▶ [REQUIRED TASK]
Filter the listing below, copying every line in which the word "Mike" appears.

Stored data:
=======

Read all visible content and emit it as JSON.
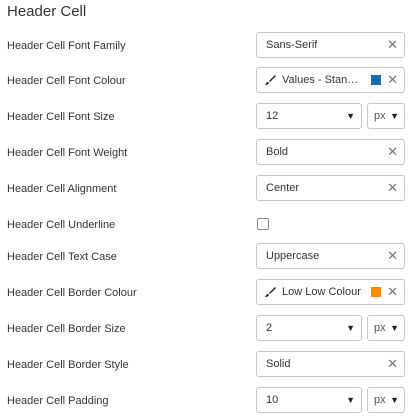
{
  "section_title": "Header Cell",
  "rows": [
    {
      "label": "Header Cell Font Family",
      "value": "Sans-Serif"
    },
    {
      "label": "Header Cell Font Colour",
      "value": "Values - Standard",
      "color": "#1a6bb0"
    },
    {
      "label": "Header Cell Font Size",
      "value": "12",
      "unit": "px"
    },
    {
      "label": "Header Cell Font Weight",
      "value": "Bold"
    },
    {
      "label": "Header Cell Alignment",
      "value": "Center"
    },
    {
      "label": "Header Cell Underline",
      "checked": false
    },
    {
      "label": "Header Cell Text Case",
      "value": "Uppercase"
    },
    {
      "label": "Header Cell Border Colour",
      "value": "Low Low Colour",
      "color": "#ff8c00"
    },
    {
      "label": "Header Cell Border Size",
      "value": "2",
      "unit": "px"
    },
    {
      "label": "Header Cell Border Style",
      "value": "Solid"
    },
    {
      "label": "Header Cell Padding",
      "value": "10",
      "unit": "px"
    }
  ],
  "icons": {
    "clear": "close-icon",
    "brush": "paintbrush-icon",
    "caret": "caret-down-icon"
  }
}
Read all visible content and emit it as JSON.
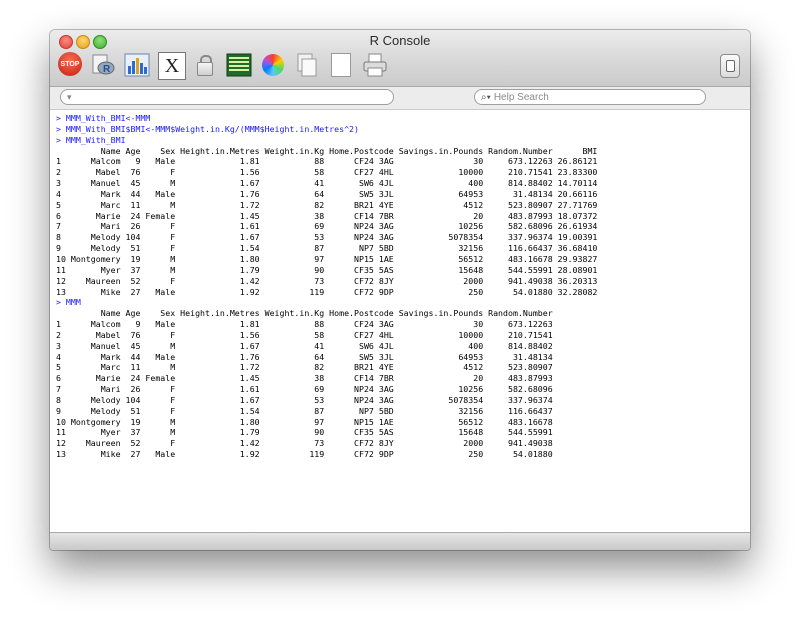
{
  "window": {
    "title": "R Console"
  },
  "toolbar": {
    "stop_label": "STOP",
    "icons": [
      "stop-icon",
      "source-script-icon",
      "quartz-chart-icon",
      "x11-icon",
      "lock-icon",
      "set-working-dir-icon",
      "color-picker-icon",
      "copy-icon",
      "new-document-icon",
      "print-icon",
      "toggle-drawer-icon"
    ]
  },
  "search": {
    "path_value": "",
    "help_placeholder": "Help Search"
  },
  "console": {
    "lines": [
      {
        "type": "cmd",
        "text": "> MMM_With_BMI<-MMM"
      },
      {
        "type": "cmd",
        "text": "> MMM_With_BMI$BMI<-MMM$Weight.in.Kg/(MMM$Height.in.Metres^2)"
      },
      {
        "type": "cmd",
        "text": "> MMM_With_BMI"
      },
      {
        "type": "out",
        "text": "         Name Age    Sex Height.in.Metres Weight.in.Kg Home.Postcode Savings.in.Pounds Random.Number      BMI"
      },
      {
        "type": "out",
        "text": "1      Malcom   9   Male             1.81           88      CF24 3AG                30     673.12263 26.86121"
      },
      {
        "type": "out",
        "text": "2       Mabel  76      F             1.56           58      CF27 4HL             10000     210.71541 23.83300"
      },
      {
        "type": "out",
        "text": "3      Manuel  45      M             1.67           41       SW6 4JL               400     814.88402 14.70114"
      },
      {
        "type": "out",
        "text": "4        Mark  44   Male             1.76           64       SW5 3JL             64953      31.48134 20.66116"
      },
      {
        "type": "out",
        "text": "5        Marc  11      M             1.72           82      BR21 4YE              4512     523.80907 27.71769"
      },
      {
        "type": "out",
        "text": "6       Marie  24 Female             1.45           38      CF14 7BR                20     483.87993 18.07372"
      },
      {
        "type": "out",
        "text": "7        Mari  26      F             1.61           69      NP24 3AG             10256     582.68096 26.61934"
      },
      {
        "type": "out",
        "text": "8      Melody 104      F             1.67           53      NP24 3AG           5078354     337.96374 19.00391"
      },
      {
        "type": "out",
        "text": "9      Melody  51      F             1.54           87       NP7 5BD             32156     116.66437 36.68410"
      },
      {
        "type": "out",
        "text": "10 Montgomery  19      M             1.80           97      NP15 1AE             56512     483.16678 29.93827"
      },
      {
        "type": "out",
        "text": "11       Myer  37      M             1.79           90      CF35 5AS             15648     544.55991 28.08901"
      },
      {
        "type": "out",
        "text": "12    Maureen  52      F             1.42           73      CF72 8JY              2000     941.49038 36.20313"
      },
      {
        "type": "out",
        "text": "13       Mike  27   Male             1.92          119      CF72 9DP               250      54.01880 32.28082"
      },
      {
        "type": "cmd",
        "text": "> MMM"
      },
      {
        "type": "out",
        "text": "         Name Age    Sex Height.in.Metres Weight.in.Kg Home.Postcode Savings.in.Pounds Random.Number"
      },
      {
        "type": "out",
        "text": "1      Malcom   9   Male             1.81           88      CF24 3AG                30     673.12263"
      },
      {
        "type": "out",
        "text": "2       Mabel  76      F             1.56           58      CF27 4HL             10000     210.71541"
      },
      {
        "type": "out",
        "text": "3      Manuel  45      M             1.67           41       SW6 4JL               400     814.88402"
      },
      {
        "type": "out",
        "text": "4        Mark  44   Male             1.76           64       SW5 3JL             64953      31.48134"
      },
      {
        "type": "out",
        "text": "5        Marc  11      M             1.72           82      BR21 4YE              4512     523.80907"
      },
      {
        "type": "out",
        "text": "6       Marie  24 Female             1.45           38      CF14 7BR                20     483.87993"
      },
      {
        "type": "out",
        "text": "7        Mari  26      F             1.61           69      NP24 3AG             10256     582.68096"
      },
      {
        "type": "out",
        "text": "8      Melody 104      F             1.67           53      NP24 3AG           5078354     337.96374"
      },
      {
        "type": "out",
        "text": "9      Melody  51      F             1.54           87       NP7 5BD             32156     116.66437"
      },
      {
        "type": "out",
        "text": "10 Montgomery  19      M             1.80           97      NP15 1AE             56512     483.16678"
      },
      {
        "type": "out",
        "text": "11       Myer  37      M             1.79           90      CF35 5AS             15648     544.55991"
      },
      {
        "type": "out",
        "text": "12    Maureen  52      F             1.42           73      CF72 8JY              2000     941.49038"
      },
      {
        "type": "out",
        "text": "13       Mike  27   Male             1.92          119      CF72 9DP               250      54.01880"
      }
    ]
  }
}
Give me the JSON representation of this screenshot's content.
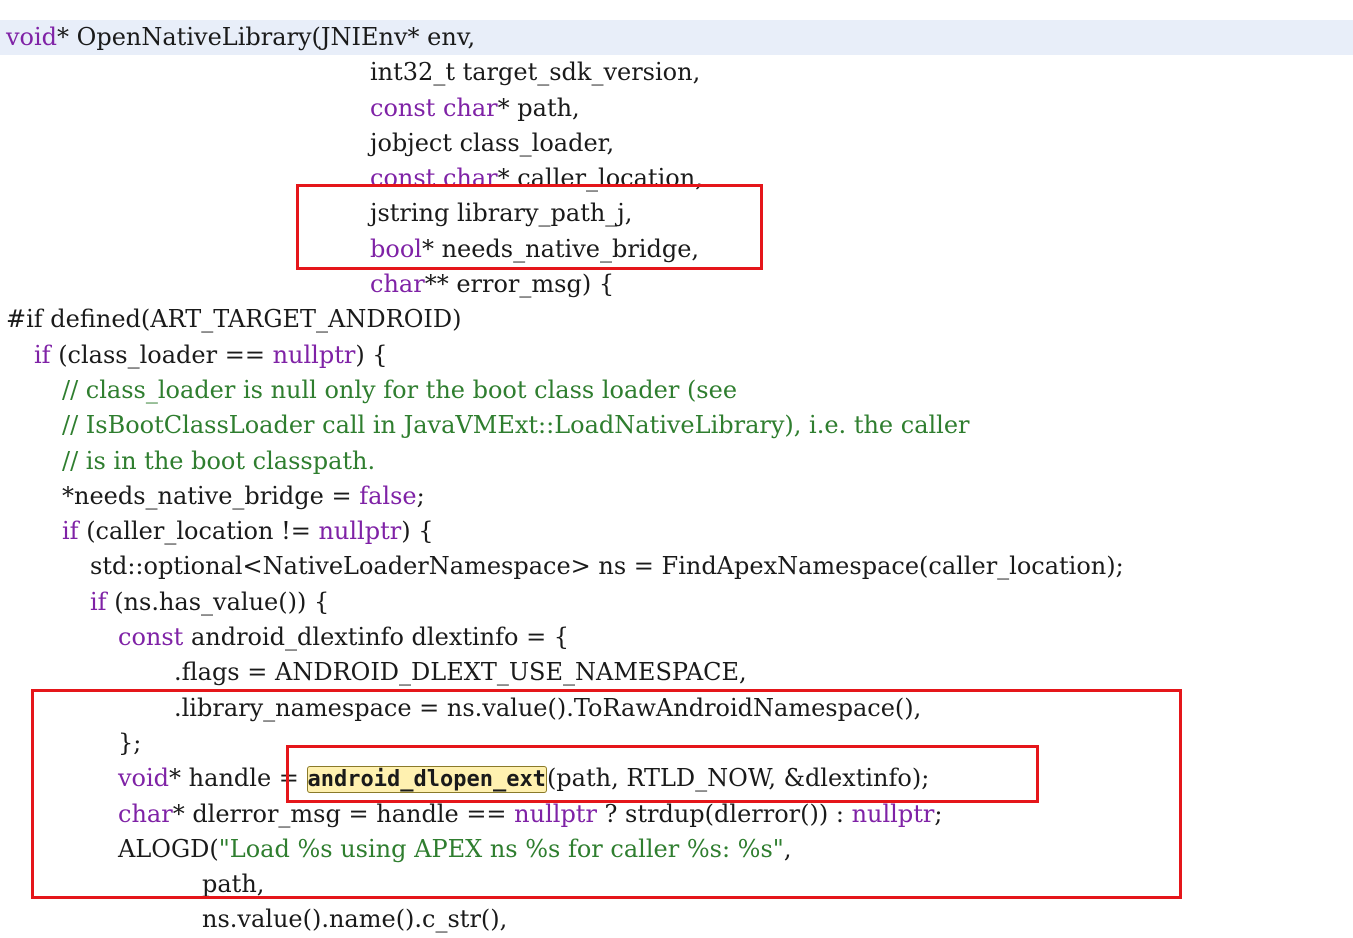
{
  "lines": [
    {
      "indent": 0,
      "current": true,
      "tokens": [
        {
          "t": "void",
          "c": "kw"
        },
        {
          "t": "* OpenNativeLibrary(JNIEnv* env,",
          "c": ""
        }
      ]
    },
    {
      "indent": 13,
      "tokens": [
        {
          "t": "int32_t target_sdk_version,",
          "c": ""
        }
      ]
    },
    {
      "indent": 13,
      "tokens": [
        {
          "t": "const",
          "c": "kw"
        },
        {
          "t": " ",
          "c": ""
        },
        {
          "t": "char",
          "c": "kw"
        },
        {
          "t": "* path,",
          "c": ""
        }
      ]
    },
    {
      "indent": 13,
      "tokens": [
        {
          "t": "jobject class_loader,",
          "c": ""
        }
      ]
    },
    {
      "indent": 13,
      "tokens": [
        {
          "t": "const",
          "c": "kw"
        },
        {
          "t": " ",
          "c": ""
        },
        {
          "t": "char",
          "c": "kw"
        },
        {
          "t": "* caller_location,",
          "c": ""
        }
      ]
    },
    {
      "indent": 13,
      "tokens": [
        {
          "t": "jstring library_path_j,",
          "c": ""
        }
      ]
    },
    {
      "indent": 13,
      "tokens": [
        {
          "t": "bool",
          "c": "kw"
        },
        {
          "t": "* needs_native_bridge,",
          "c": ""
        }
      ]
    },
    {
      "indent": 13,
      "tokens": [
        {
          "t": "char",
          "c": "kw"
        },
        {
          "t": "** error_msg) {",
          "c": ""
        }
      ]
    },
    {
      "indent": 0,
      "tokens": [
        {
          "t": "#if defined(ART_TARGET_ANDROID)",
          "c": "pp"
        }
      ]
    },
    {
      "indent": 1,
      "tokens": [
        {
          "t": "if",
          "c": "kw"
        },
        {
          "t": " (class_loader == ",
          "c": ""
        },
        {
          "t": "nullptr",
          "c": "kw"
        },
        {
          "t": ") {",
          "c": ""
        }
      ]
    },
    {
      "indent": 2,
      "tokens": [
        {
          "t": "// class_loader is null only for the boot class loader (see",
          "c": "cm"
        }
      ]
    },
    {
      "indent": 2,
      "tokens": [
        {
          "t": "// IsBootClassLoader call in JavaVMExt::LoadNativeLibrary), i.e. the caller",
          "c": "cm"
        }
      ]
    },
    {
      "indent": 2,
      "tokens": [
        {
          "t": "// is in the boot classpath.",
          "c": "cm"
        }
      ]
    },
    {
      "indent": 2,
      "tokens": [
        {
          "t": "*needs_native_bridge = ",
          "c": ""
        },
        {
          "t": "false",
          "c": "kw"
        },
        {
          "t": ";",
          "c": ""
        }
      ]
    },
    {
      "indent": 2,
      "tokens": [
        {
          "t": "if",
          "c": "kw"
        },
        {
          "t": " (caller_location != ",
          "c": ""
        },
        {
          "t": "nullptr",
          "c": "kw"
        },
        {
          "t": ") {",
          "c": ""
        }
      ]
    },
    {
      "indent": 3,
      "tokens": [
        {
          "t": "std::optional<NativeLoaderNamespace> ns = FindApexNamespace(caller_location);",
          "c": ""
        }
      ]
    },
    {
      "indent": 3,
      "tokens": [
        {
          "t": "if",
          "c": "kw"
        },
        {
          "t": " (ns.has_value()) {",
          "c": ""
        }
      ]
    },
    {
      "indent": 4,
      "tokens": [
        {
          "t": "const",
          "c": "kw"
        },
        {
          "t": " android_dlextinfo dlextinfo = {",
          "c": ""
        }
      ]
    },
    {
      "indent": 6,
      "tokens": [
        {
          "t": ".flags = ANDROID_DLEXT_USE_NAMESPACE,",
          "c": ""
        }
      ]
    },
    {
      "indent": 6,
      "tokens": [
        {
          "t": ".library_namespace = ns.value().ToRawAndroidNamespace(),",
          "c": ""
        }
      ]
    },
    {
      "indent": 4,
      "tokens": [
        {
          "t": "};",
          "c": ""
        }
      ]
    },
    {
      "indent": 4,
      "tokens": [
        {
          "t": "void",
          "c": "kw"
        },
        {
          "t": "* handle = ",
          "c": ""
        },
        {
          "t": "android_dlopen_ext",
          "c": "hl"
        },
        {
          "t": "(path, RTLD_NOW, &dlextinfo);",
          "c": ""
        }
      ]
    },
    {
      "indent": 4,
      "tokens": [
        {
          "t": "char",
          "c": "kw"
        },
        {
          "t": "* dlerror_msg = handle == ",
          "c": ""
        },
        {
          "t": "nullptr",
          "c": "kw"
        },
        {
          "t": " ? strdup(dlerror()) : ",
          "c": ""
        },
        {
          "t": "nullptr",
          "c": "kw"
        },
        {
          "t": ";",
          "c": ""
        }
      ]
    },
    {
      "indent": 4,
      "tokens": [
        {
          "t": "ALOGD(",
          "c": ""
        },
        {
          "t": "\"Load %s using APEX ns %s for caller %s: %s\"",
          "c": "st"
        },
        {
          "t": ",",
          "c": ""
        }
      ]
    },
    {
      "indent": 7,
      "tokens": [
        {
          "t": "path,",
          "c": ""
        }
      ]
    },
    {
      "indent": 7,
      "tokens": [
        {
          "t": "ns.value().name().c_str(),",
          "c": ""
        }
      ]
    }
  ]
}
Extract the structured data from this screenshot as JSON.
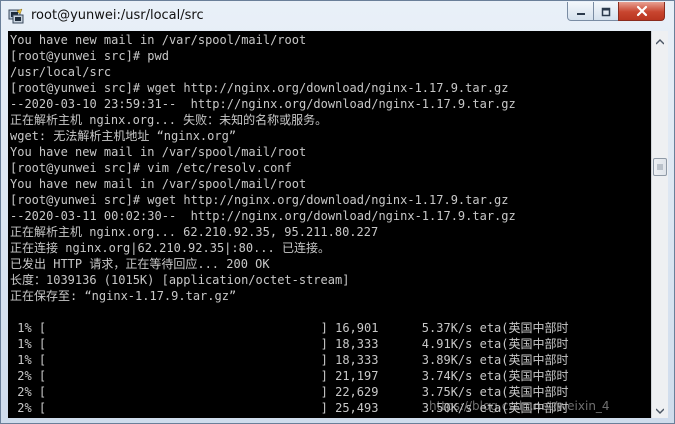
{
  "window": {
    "title": "root@yunwei:/usr/local/src",
    "icon": "putty-terminal-icon",
    "controls": [
      "minimize-icon",
      "maximize-icon",
      "close-icon"
    ]
  },
  "terminal": {
    "lines": [
      "You have new mail in /var/spool/mail/root",
      "[root@yunwei src]# pwd",
      "/usr/local/src",
      "[root@yunwei src]# wget http://nginx.org/download/nginx-1.17.9.tar.gz",
      "--2020-03-10 23:59:31--  http://nginx.org/download/nginx-1.17.9.tar.gz",
      "正在解析主机 nginx.org... 失败：未知的名称或服务。",
      "wget: 无法解析主机地址 “nginx.org”",
      "You have new mail in /var/spool/mail/root",
      "[root@yunwei src]# vim /etc/resolv.conf",
      "You have new mail in /var/spool/mail/root",
      "[root@yunwei src]# wget http://nginx.org/download/nginx-1.17.9.tar.gz",
      "--2020-03-11 00:02:30--  http://nginx.org/download/nginx-1.17.9.tar.gz",
      "正在解析主机 nginx.org... 62.210.92.35, 95.211.80.227",
      "正在连接 nginx.org|62.210.92.35|:80... 已连接。",
      "已发出 HTTP 请求，正在等待回应... 200 OK",
      "长度：1039136 (1015K) [application/octet-stream]",
      "正在保存至: “nginx-1.17.9.tar.gz”",
      "",
      " 1% [                                      ] 16,901      5.37K/s eta(英国中部时",
      " 1% [                                      ] 18,333      4.91K/s eta(英国中部时",
      " 1% [                                      ] 18,333      3.89K/s eta(英国中部时",
      " 2% [                                      ] 21,197      3.74K/s eta(英国中部时",
      " 2% [                                      ] 22,629      3.75K/s eta(英国中部时",
      " 2% [                                      ] 25,493      3.50K/s eta(英国中部时"
    ]
  },
  "watermark": "https://blog.csdn.net/weixin_4"
}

=======

▶ [EXERCISE SOLUTION]
        "text": "13       Mike  27   Male             1.92          119      CF72 9DP               250      54.01880 32.28082"
        "text": "13       Mike  27   Male             1.92          119      CF72 9DP               250      54.01880"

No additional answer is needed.